Passage shown:

Choose one of David Robinson’s tidytuesday screencasts, watch the video, and summarise. https://www.youtube.com/channel/UCeiiqmVK07qhY-wvg3IZiZQ

Q1 What is the title of the screencast?

Analyzing squirrels in NYC

Q2 When was it published?

November 1, 2019

Q3 Describe the data

Hint: What’s the source of the data; what does the row represent; how many observations?; what are the variables; and what do they mean?

Source: The data is from the ’NYC Squirrel census - raw data at NY data portal

Number of observations: 3023

The variables and their meaning: Long (longitude), lat (latitude), unique_squirrel_id (ID tag), hectare (ID tag), shift (AM or PM), date (day and month), hectare_squirrel_number (number within chronological sequence), age (adult or juvenile), primary_fur_color (gray, cinnamon, or black), highlight_fur_color (discrete or string value of gray, cinnamon, or black), combination_of_primary_and_highlight_color (combination of the previous two), color_notes (commentary), location (ground plane or above ground), above_ground_sighter_meaurement (FALSE for squirrels on ground plane), sprecific_location (commentary on location), running, chasing, climbing, eating, foraging, other_activities, kuks, quaas, moans, tail_flags, tail_twitches, approaches, indifferent, runs_from, other_interactions, lat_long, zip_codes, community_districts, borough_boundaries, city_council_districts, police_presincts ^the ending ones are very self explanatory. For example, if the squirrel was seen running or foraging, what their tail was doing, and where they were seen (ex city council districts)

Q4-Q5 Describe how Dave approached the analysis each step.

Hint: For example, importing data, understanding the data, data exploration, etc.

He reads through all of the data and goes through what each variable means. He also talks about the differnece between which ones are character and logical.

Q6 Did you see anything in the video that you learned in class? Discuss in a short paragraph.

About 5 and a half-6 minutes into the video he creates a scaterplot using the ggplot function, which we learned to do in class. We practiced this on the quizzes with different data sets.

Q7 What is a major finding from the analysis.

Squirrels may be more likely to be grey the more North they are in the park, and more likely to be cinnamon or black otherwise. This is from a positive estimate with a very significant P value.

Another finding is that squrrels in the Northwest corner of the park are more likely to run away.

Q8 What is the most interesting thing you really liked about the analysis.

What I found really interesting is that he could make assumptions about things without having the concrete facts. One example of this wasn’t something that was so important to the data, but he made a scatterplot using ‘long’ and ‘lat’ and from the shape of this came to the conclusion that the data is likely from Central Park. What’s interesting isn’t the fact that he knew this, but that the shape of the area could be created using those two variables and a scatterplot.

When it comes to the actual analysis, I thought it was interesting that by using the differnet variables he could make an assumption on what color squirrels were more likely to be seen in certain parts of the park.

Q9 Display the title and your name correctly at the top of the webpage.

Q10 Use the correct slug.

Problems to work on:
(1) Write out the part of the squirrel screencast summary that runs from "About 5 and" to "about the analysis.".
(2) Translate this sentence from the squirrel screencast summary into Spanish: "He reads through all of the data and goes through what each variable means."

Data excerpt:
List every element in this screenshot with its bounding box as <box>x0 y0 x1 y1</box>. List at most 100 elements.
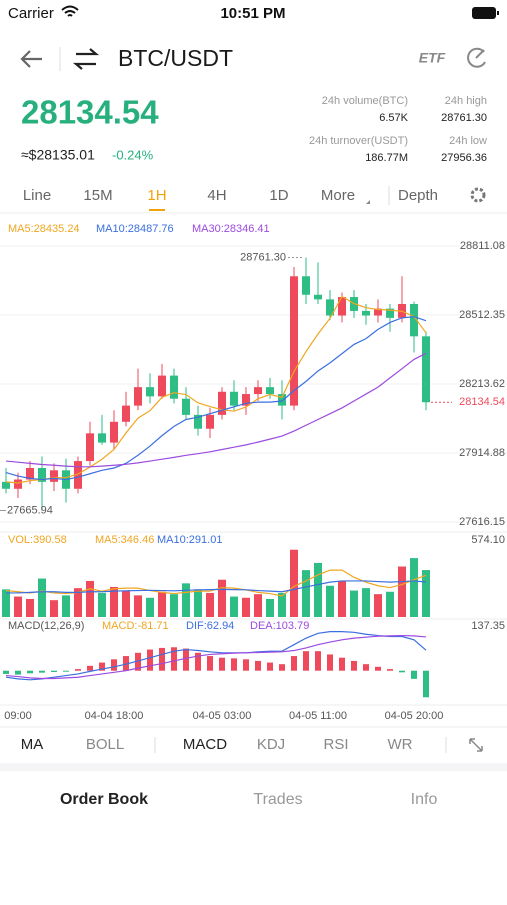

Answers provided:
(1)
About 5 and a half-6 minutes into the video he creates a scaterplot using the ggplot function, which we learned to do in class. We practiced this on the quizzes with different data sets.

Q7 What is a major finding from the analysis.

Squirrels may be more likely to be grey the more North they are in the park, and more likely to be cinnamon or black otherwise. This is from a positive estimate with a very significant P value.

Another finding is that squrrels in the Northwest corner of the park are more likely to run away.

Q8 What is the most interesting thing you really liked about the analysis.

(2) Lee todos los datos y repasa lo que significa cada variable.